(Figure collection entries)
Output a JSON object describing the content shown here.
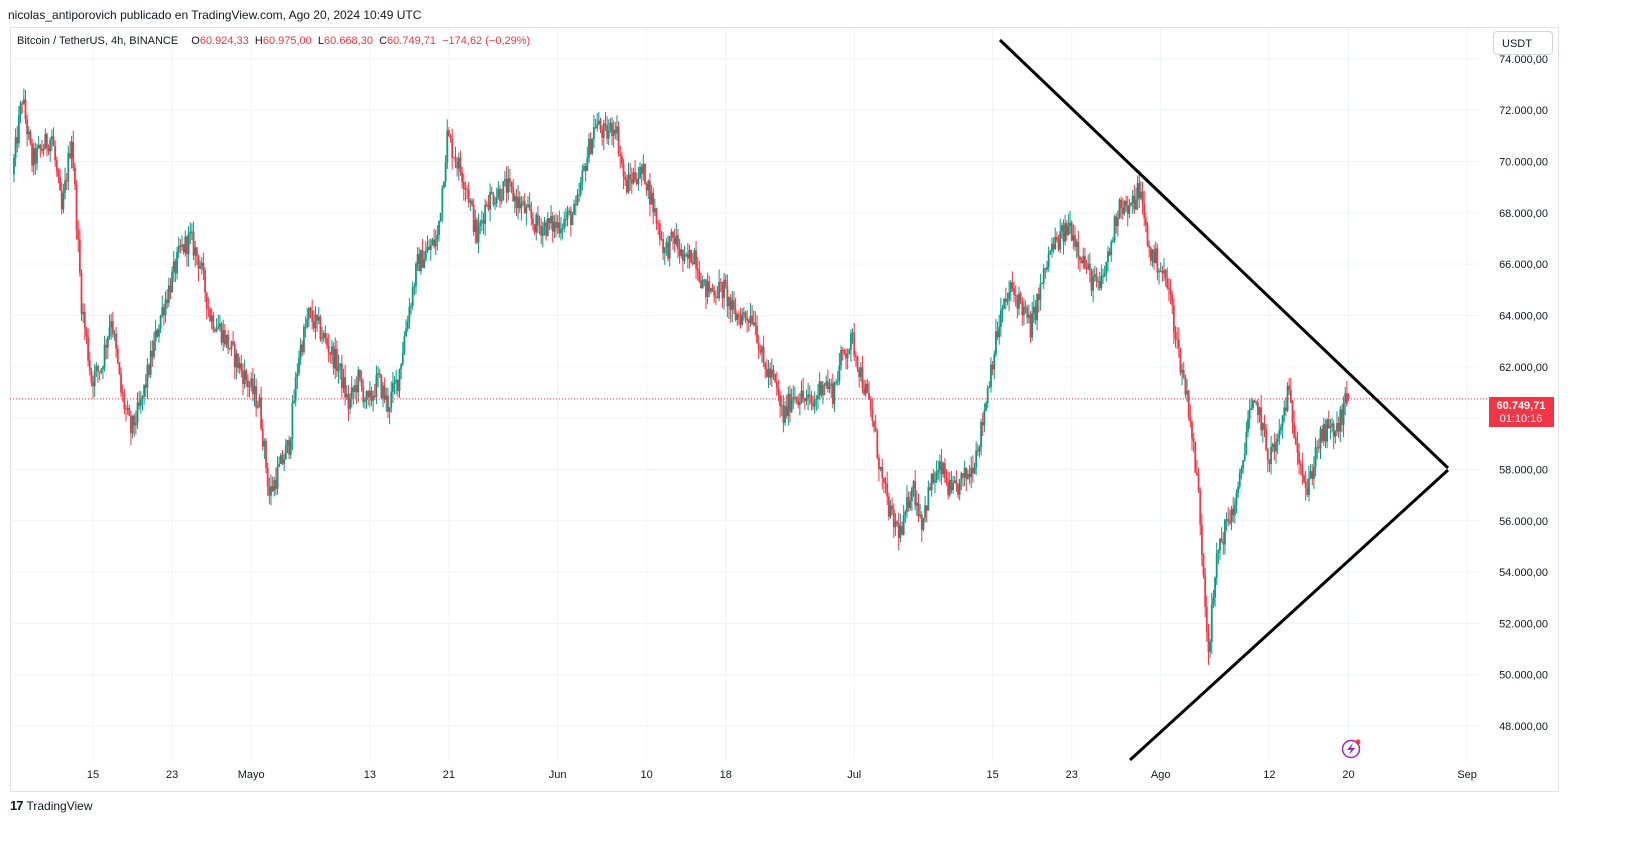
{
  "header": {
    "publisher_line": "nicolas_antiporovich publicado en TradingView.com, Ago 20, 2024 10:49 UTC"
  },
  "legend": {
    "symbol": "Bitcoin / TetherUS, 4h, BINANCE",
    "o_label": "O",
    "o_value": "60.924,33",
    "h_label": "H",
    "h_value": "60.975,00",
    "l_label": "L",
    "l_value": "60.668,30",
    "c_label": "C",
    "c_value": "60.749,71",
    "change": "−174,62 (−0,29%)"
  },
  "currency_button": "USDT",
  "price_badge": {
    "price": "60.749,71",
    "countdown": "01:10:16",
    "color": "#f23645"
  },
  "footer": {
    "logo_text": "TradingView",
    "logo_mark": "17"
  },
  "icons": {
    "lightning": "lightning-icon"
  },
  "colors": {
    "up": "#089981",
    "down": "#f23645",
    "drawing": "#000000",
    "grid": "#f0f3fa"
  },
  "chart_data": {
    "type": "candlestick",
    "title": "Bitcoin / TetherUS, 4h, BINANCE",
    "interval": "4h",
    "y_ticks": [
      "48.000,00",
      "50.000,00",
      "52.000,00",
      "54.000,00",
      "56.000,00",
      "58.000,00",
      "60.000,00",
      "62.000,00",
      "64.000,00",
      "66.000,00",
      "68.000,00",
      "70.000,00",
      "72.000,00",
      "74.000,00"
    ],
    "y_tick_values": [
      48000,
      50000,
      52000,
      54000,
      56000,
      58000,
      60000,
      62000,
      64000,
      66000,
      68000,
      70000,
      72000,
      74000
    ],
    "ylim": [
      46600,
      75200
    ],
    "x_ticks": [
      {
        "label": "15",
        "day": 15
      },
      {
        "label": "23",
        "day": 23
      },
      {
        "label": "Mayo",
        "day": 31
      },
      {
        "label": "13",
        "day": 43
      },
      {
        "label": "21",
        "day": 51
      },
      {
        "label": "Jun",
        "day": 62
      },
      {
        "label": "10",
        "day": 71
      },
      {
        "label": "18",
        "day": 79
      },
      {
        "label": "Jul",
        "day": 92
      },
      {
        "label": "15",
        "day": 106
      },
      {
        "label": "23",
        "day": 114
      },
      {
        "label": "Ago",
        "day": 123
      },
      {
        "label": "12",
        "day": 134
      },
      {
        "label": "20",
        "day": 142
      },
      {
        "label": "Sep",
        "day": 154
      }
    ],
    "xlim": [
      6.6,
      155.2
    ],
    "last_price": 60749.71,
    "path": [
      [
        7,
        69500
      ],
      [
        8,
        72500
      ],
      [
        9,
        70000
      ],
      [
        11,
        71000
      ],
      [
        12,
        68000
      ],
      [
        13,
        71000
      ],
      [
        14,
        64500
      ],
      [
        15,
        61500
      ],
      [
        16,
        62000
      ],
      [
        17,
        64000
      ],
      [
        18,
        61000
      ],
      [
        19,
        59500
      ],
      [
        20,
        60500
      ],
      [
        22,
        64000
      ],
      [
        24,
        66500
      ],
      [
        25,
        67000
      ],
      [
        26,
        66000
      ],
      [
        27,
        64000
      ],
      [
        28,
        63500
      ],
      [
        30,
        62000
      ],
      [
        32,
        60500
      ],
      [
        33,
        57000
      ],
      [
        34,
        58000
      ],
      [
        35,
        59000
      ],
      [
        36,
        62500
      ],
      [
        37,
        64000
      ],
      [
        38,
        63500
      ],
      [
        40,
        62000
      ],
      [
        41,
        60500
      ],
      [
        42,
        61500
      ],
      [
        43,
        60500
      ],
      [
        44,
        61500
      ],
      [
        45,
        60500
      ],
      [
        46,
        61500
      ],
      [
        47,
        64000
      ],
      [
        48,
        66000
      ],
      [
        49,
        66500
      ],
      [
        50,
        67000
      ],
      [
        51,
        71000
      ],
      [
        52,
        70000
      ],
      [
        53,
        69000
      ],
      [
        54,
        67000
      ],
      [
        55,
        68500
      ],
      [
        57,
        69000
      ],
      [
        59,
        68000
      ],
      [
        60,
        67500
      ],
      [
        62,
        67500
      ],
      [
        64,
        68000
      ],
      [
        65,
        70000
      ],
      [
        66,
        71500
      ],
      [
        67,
        71000
      ],
      [
        68,
        71500
      ],
      [
        69,
        69000
      ],
      [
        70,
        69500
      ],
      [
        71,
        69500
      ],
      [
        72,
        68000
      ],
      [
        73,
        66500
      ],
      [
        74,
        67000
      ],
      [
        75,
        66000
      ],
      [
        76,
        66500
      ],
      [
        77,
        65000
      ],
      [
        79,
        65000
      ],
      [
        80,
        64000
      ],
      [
        82,
        64000
      ],
      [
        83,
        62000
      ],
      [
        84,
        61500
      ],
      [
        85,
        60000
      ],
      [
        86,
        61000
      ],
      [
        88,
        60500
      ],
      [
        89,
        61500
      ],
      [
        90,
        61000
      ],
      [
        91,
        62500
      ],
      [
        92,
        63000
      ],
      [
        93,
        61500
      ],
      [
        94,
        60000
      ],
      [
        95,
        57500
      ],
      [
        96,
        56000
      ],
      [
        97,
        55500
      ],
      [
        98,
        57500
      ],
      [
        99,
        56000
      ],
      [
        100,
        57500
      ],
      [
        101,
        58000
      ],
      [
        102,
        57000
      ],
      [
        103,
        57500
      ],
      [
        104,
        58000
      ],
      [
        105,
        59500
      ],
      [
        106,
        62000
      ],
      [
        107,
        64000
      ],
      [
        108,
        65000
      ],
      [
        109,
        64500
      ],
      [
        110,
        63500
      ],
      [
        111,
        65000
      ],
      [
        112,
        66500
      ],
      [
        113,
        67000
      ],
      [
        114,
        67500
      ],
      [
        115,
        66500
      ],
      [
        116,
        65500
      ],
      [
        117,
        65000
      ],
      [
        118,
        66500
      ],
      [
        119,
        68500
      ],
      [
        120,
        68000
      ],
      [
        121,
        69000
      ],
      [
        122,
        66500
      ],
      [
        123,
        66000
      ],
      [
        124,
        65000
      ],
      [
        125,
        62500
      ],
      [
        126,
        60500
      ],
      [
        127,
        57000
      ],
      [
        128,
        51000
      ],
      [
        129,
        55000
      ],
      [
        130,
        56000
      ],
      [
        131,
        57000
      ],
      [
        132,
        60000
      ],
      [
        133,
        60500
      ],
      [
        134,
        58500
      ],
      [
        135,
        59000
      ],
      [
        136,
        61000
      ],
      [
        137,
        59000
      ],
      [
        138,
        57000
      ],
      [
        139,
        59000
      ],
      [
        140,
        59500
      ],
      [
        141,
        59500
      ],
      [
        142,
        60750
      ]
    ]
  }
}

● What to produce: Copy every line of the listing where the word "BINANCE" appears.

● The answer:
    "symbol": "Bitcoin / TetherUS, 4h, BINANCE",
    "title": "Bitcoin / TetherUS, 4h, BINANCE",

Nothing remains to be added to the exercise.